Written instruction - Find the word "title" in the records below. List each line containing it.

Exercise input -
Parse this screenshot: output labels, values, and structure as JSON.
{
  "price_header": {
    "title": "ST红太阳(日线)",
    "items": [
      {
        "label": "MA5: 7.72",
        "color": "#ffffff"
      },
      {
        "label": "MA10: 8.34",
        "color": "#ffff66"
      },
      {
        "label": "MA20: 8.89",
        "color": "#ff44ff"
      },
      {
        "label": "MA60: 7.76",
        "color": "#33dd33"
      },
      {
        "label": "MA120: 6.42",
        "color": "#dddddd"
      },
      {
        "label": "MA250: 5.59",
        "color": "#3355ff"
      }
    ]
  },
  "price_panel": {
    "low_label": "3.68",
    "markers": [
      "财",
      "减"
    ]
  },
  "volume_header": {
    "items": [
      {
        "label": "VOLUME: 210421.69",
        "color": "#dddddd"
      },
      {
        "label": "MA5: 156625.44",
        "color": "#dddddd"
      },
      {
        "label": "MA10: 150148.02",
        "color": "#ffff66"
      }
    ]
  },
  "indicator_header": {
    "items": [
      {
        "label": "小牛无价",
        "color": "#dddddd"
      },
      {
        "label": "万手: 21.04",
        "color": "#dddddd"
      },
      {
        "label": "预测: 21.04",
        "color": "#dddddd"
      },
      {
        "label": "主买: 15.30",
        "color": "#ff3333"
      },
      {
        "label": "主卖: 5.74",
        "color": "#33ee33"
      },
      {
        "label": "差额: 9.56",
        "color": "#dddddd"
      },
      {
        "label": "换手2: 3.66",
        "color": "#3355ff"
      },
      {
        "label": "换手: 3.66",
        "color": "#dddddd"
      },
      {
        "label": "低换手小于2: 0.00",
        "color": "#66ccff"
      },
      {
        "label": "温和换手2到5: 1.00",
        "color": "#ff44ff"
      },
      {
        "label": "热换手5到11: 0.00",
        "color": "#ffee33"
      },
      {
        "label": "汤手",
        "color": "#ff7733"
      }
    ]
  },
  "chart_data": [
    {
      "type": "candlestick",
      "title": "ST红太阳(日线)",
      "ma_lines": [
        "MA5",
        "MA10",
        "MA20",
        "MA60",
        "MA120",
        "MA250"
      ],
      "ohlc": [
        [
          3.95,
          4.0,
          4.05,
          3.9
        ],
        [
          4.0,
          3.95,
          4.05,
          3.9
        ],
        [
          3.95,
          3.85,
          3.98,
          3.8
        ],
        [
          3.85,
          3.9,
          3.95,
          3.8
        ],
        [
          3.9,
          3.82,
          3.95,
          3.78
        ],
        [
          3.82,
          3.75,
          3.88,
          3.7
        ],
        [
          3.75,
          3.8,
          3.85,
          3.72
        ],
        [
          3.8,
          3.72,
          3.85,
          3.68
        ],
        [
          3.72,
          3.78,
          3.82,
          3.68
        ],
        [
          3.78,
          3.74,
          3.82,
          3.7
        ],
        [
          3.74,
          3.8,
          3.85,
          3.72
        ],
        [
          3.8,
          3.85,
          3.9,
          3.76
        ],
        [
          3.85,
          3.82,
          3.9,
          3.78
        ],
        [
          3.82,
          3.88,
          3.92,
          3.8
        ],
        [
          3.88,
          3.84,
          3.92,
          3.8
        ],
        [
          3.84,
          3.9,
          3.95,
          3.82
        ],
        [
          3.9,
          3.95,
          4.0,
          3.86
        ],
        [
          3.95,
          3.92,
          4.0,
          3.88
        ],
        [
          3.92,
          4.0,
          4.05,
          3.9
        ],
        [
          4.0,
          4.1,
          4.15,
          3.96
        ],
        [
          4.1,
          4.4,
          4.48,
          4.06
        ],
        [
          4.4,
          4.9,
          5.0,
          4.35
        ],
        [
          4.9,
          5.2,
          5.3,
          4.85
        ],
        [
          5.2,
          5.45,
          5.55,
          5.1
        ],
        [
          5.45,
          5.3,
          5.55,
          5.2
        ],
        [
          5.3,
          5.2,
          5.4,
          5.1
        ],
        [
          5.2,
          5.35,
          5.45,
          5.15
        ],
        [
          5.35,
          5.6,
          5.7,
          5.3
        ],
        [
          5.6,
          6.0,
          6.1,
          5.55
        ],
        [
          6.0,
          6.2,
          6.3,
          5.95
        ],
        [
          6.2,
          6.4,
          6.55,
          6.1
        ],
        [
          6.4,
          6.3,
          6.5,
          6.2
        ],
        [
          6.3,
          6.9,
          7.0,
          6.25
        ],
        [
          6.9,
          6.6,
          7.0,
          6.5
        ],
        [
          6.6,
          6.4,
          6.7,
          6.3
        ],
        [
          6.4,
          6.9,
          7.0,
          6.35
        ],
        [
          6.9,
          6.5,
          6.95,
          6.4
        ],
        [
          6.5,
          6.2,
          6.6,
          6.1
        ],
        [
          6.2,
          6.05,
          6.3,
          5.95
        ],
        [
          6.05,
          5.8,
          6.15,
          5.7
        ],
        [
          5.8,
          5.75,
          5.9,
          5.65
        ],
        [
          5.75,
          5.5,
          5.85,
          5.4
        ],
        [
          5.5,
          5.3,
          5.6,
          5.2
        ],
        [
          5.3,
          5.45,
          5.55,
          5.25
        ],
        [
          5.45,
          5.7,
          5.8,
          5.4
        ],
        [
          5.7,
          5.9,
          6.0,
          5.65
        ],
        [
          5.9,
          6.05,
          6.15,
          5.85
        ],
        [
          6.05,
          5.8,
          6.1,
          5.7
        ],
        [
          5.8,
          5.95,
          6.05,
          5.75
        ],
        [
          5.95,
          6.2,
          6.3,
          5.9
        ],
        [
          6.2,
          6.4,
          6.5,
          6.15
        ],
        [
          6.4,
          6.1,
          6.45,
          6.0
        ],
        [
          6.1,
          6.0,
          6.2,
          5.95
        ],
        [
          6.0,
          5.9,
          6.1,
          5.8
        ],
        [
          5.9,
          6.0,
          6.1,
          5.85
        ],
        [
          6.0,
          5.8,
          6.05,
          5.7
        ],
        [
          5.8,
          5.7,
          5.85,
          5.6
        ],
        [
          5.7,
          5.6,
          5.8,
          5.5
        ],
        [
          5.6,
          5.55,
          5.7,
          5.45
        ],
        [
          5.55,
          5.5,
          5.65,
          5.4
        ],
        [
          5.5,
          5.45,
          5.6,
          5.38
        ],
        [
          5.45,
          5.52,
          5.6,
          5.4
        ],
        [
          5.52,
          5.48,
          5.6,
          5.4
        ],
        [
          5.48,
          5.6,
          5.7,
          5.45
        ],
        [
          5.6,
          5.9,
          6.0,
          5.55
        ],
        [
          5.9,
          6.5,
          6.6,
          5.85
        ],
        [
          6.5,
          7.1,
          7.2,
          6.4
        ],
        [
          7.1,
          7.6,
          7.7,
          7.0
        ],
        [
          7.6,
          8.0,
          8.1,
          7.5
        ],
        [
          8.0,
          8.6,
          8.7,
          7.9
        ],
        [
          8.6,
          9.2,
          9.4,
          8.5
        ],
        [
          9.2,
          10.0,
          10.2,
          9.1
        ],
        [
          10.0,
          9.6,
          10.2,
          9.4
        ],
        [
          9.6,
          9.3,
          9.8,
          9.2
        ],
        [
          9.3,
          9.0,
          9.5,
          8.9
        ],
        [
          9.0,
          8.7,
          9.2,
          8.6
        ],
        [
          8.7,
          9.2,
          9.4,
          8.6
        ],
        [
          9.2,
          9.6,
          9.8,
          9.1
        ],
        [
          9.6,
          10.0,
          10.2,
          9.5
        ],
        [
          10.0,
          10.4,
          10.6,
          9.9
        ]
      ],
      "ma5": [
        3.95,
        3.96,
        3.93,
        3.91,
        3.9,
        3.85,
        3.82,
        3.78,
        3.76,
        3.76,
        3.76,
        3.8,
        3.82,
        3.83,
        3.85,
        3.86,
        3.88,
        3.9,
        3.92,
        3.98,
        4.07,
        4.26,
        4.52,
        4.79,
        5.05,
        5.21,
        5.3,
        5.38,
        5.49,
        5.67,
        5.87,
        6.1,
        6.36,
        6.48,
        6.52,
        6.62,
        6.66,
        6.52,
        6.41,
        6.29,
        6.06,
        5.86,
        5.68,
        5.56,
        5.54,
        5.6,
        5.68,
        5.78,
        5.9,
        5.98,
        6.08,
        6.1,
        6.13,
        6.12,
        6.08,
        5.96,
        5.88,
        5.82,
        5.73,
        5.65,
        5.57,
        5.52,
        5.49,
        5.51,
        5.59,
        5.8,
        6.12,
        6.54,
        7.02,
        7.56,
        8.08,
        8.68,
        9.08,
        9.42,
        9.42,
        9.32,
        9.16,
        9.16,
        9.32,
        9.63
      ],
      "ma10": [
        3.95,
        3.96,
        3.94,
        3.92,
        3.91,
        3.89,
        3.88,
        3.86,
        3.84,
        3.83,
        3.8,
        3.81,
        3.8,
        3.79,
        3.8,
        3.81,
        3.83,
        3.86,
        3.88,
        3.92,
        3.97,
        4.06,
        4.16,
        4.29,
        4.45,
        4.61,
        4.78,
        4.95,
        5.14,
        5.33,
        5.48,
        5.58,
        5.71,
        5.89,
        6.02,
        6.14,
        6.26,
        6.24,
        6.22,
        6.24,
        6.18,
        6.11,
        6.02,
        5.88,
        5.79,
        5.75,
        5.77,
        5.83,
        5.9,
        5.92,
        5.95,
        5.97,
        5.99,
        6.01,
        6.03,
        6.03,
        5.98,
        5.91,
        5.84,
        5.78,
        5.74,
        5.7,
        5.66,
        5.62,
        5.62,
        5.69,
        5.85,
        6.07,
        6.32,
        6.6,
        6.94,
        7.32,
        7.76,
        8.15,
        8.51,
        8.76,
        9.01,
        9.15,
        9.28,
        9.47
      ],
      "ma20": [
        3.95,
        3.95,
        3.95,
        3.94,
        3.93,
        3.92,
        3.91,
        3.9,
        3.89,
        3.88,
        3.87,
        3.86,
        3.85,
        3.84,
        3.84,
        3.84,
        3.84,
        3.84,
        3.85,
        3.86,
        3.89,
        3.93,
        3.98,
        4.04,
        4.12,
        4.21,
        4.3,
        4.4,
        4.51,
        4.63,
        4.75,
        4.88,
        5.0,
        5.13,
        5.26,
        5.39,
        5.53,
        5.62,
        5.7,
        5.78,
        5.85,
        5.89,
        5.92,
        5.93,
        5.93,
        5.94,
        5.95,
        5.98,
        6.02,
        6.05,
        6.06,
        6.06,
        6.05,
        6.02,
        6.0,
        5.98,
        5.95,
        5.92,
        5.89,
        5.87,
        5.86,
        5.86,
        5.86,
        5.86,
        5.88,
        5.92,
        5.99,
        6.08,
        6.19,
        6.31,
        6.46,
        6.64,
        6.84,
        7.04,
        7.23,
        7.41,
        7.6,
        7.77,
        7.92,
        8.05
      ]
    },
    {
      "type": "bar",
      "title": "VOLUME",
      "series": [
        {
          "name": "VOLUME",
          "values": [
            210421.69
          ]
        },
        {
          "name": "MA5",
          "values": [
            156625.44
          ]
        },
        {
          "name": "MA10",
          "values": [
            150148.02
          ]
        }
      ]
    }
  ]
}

Reply to the task -
    "title": "ST红太阳(日线)",
      "title": "ST红太阳(日线)",
      "title": "VOLUME",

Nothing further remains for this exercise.